Short problem » Gather the lines that hold the string "label".

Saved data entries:
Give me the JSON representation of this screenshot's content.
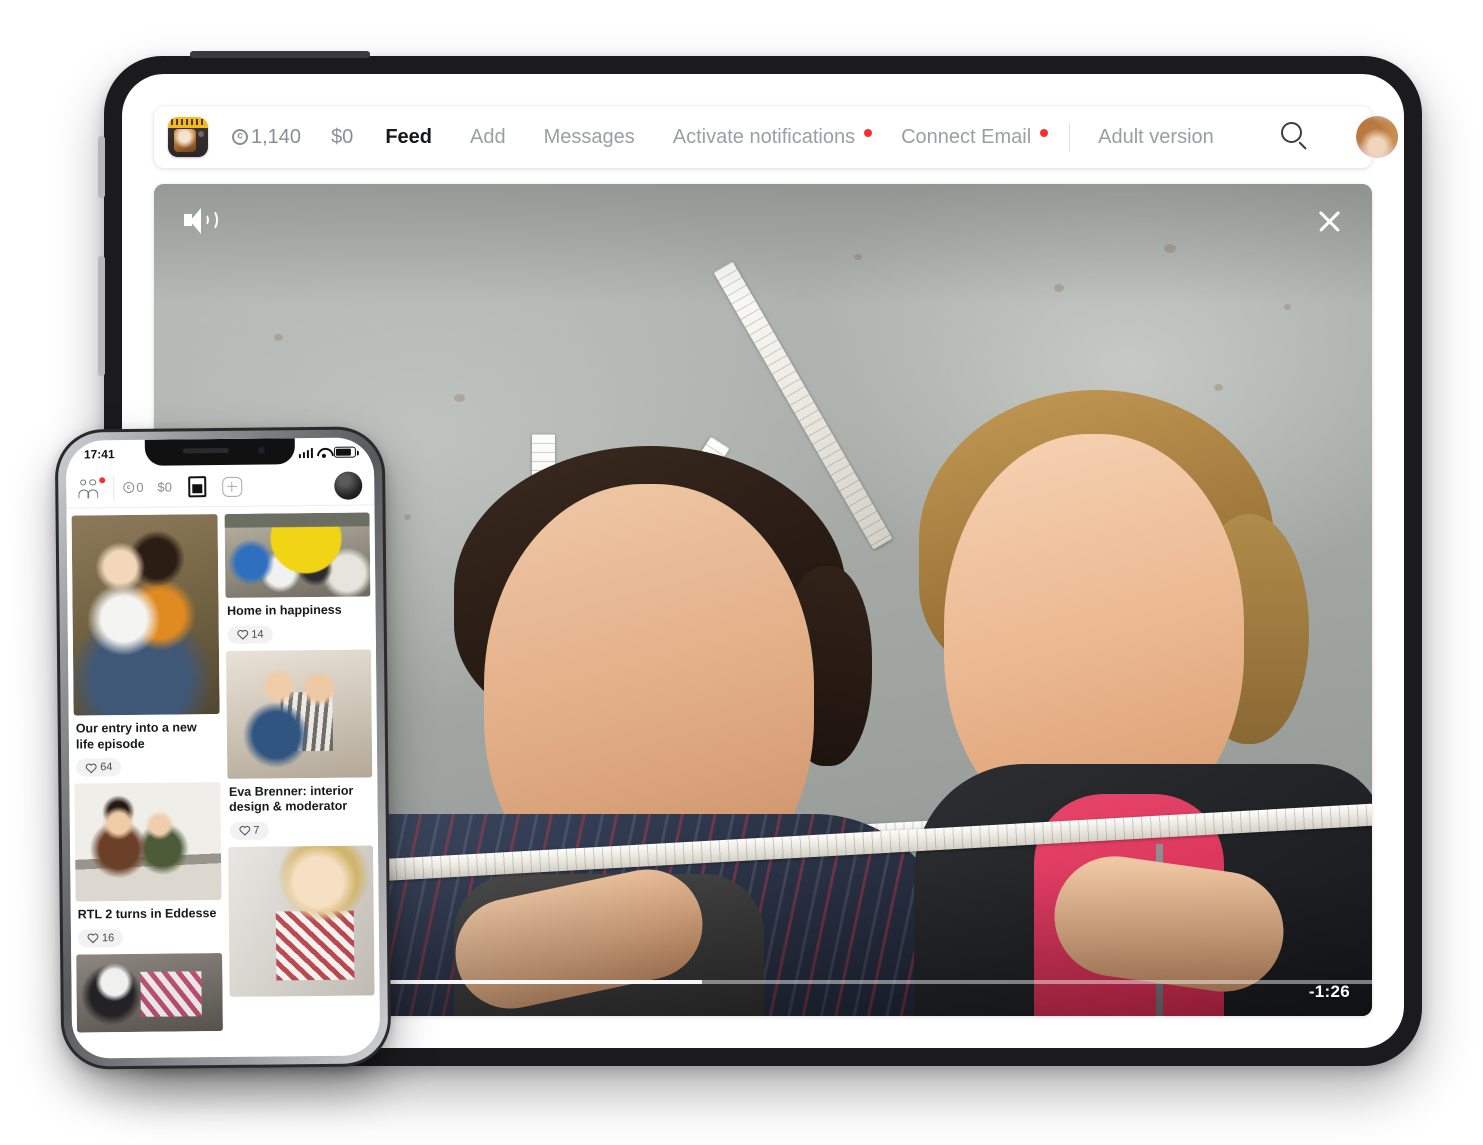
{
  "tablet": {
    "nav": {
      "logo_name": "app-logo",
      "coins": {
        "value": "1,140",
        "icon": "coin-icon"
      },
      "money": {
        "value": "$0"
      },
      "links": [
        {
          "label": "Feed",
          "active": true,
          "dot": false
        },
        {
          "label": "Add",
          "active": false,
          "dot": false
        },
        {
          "label": "Messages",
          "active": false,
          "dot": false
        },
        {
          "label": "Activate notifications",
          "active": false,
          "dot": true
        },
        {
          "label": "Connect Email",
          "active": false,
          "dot": true
        }
      ],
      "adult_version": "Adult version",
      "search_icon": "search-icon",
      "avatar": "user-avatar"
    },
    "player": {
      "volume_icon": "volume-on-icon",
      "close_icon": "close-icon",
      "time_remaining": "-1:26",
      "progress_percent": 45
    }
  },
  "phone": {
    "status": {
      "time": "17:41",
      "signal_icon": "cellular-signal-icon",
      "wifi_icon": "wifi-icon",
      "battery_icon": "battery-icon"
    },
    "toolbar": {
      "friends_icon": "friends-icon",
      "coins": {
        "value": "0",
        "icon": "coin-icon"
      },
      "money": "$0",
      "wallet_icon": "card-icon",
      "add_icon": "plus-icon",
      "avatar": "user-avatar"
    },
    "feed": {
      "left": [
        {
          "title": "Our entry into a new life episode",
          "likes": "64",
          "photo": "ph1"
        },
        {
          "title": "RTL 2 turns in Eddesse",
          "likes": "16",
          "photo": "ph4"
        },
        {
          "title": "",
          "likes": "",
          "photo": "ph6"
        }
      ],
      "right": [
        {
          "title": "Home in happiness",
          "likes": "14",
          "photo": "ph2"
        },
        {
          "title": "Eva Brenner: interior design & moderator",
          "likes": "7",
          "photo": "ph3"
        },
        {
          "title": "",
          "likes": "",
          "photo": "ph5"
        }
      ]
    }
  },
  "colors": {
    "accent_red": "#fa2f2f",
    "text_dark": "#17181a",
    "text_muted": "#9b9ea3",
    "logo_yellow": "#f3b91d"
  }
}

Task response »
          "label": "Feed",
          "label": "Add",
          "label": "Messages",
          "label": "Activate notifications",
          "label": "Connect Email",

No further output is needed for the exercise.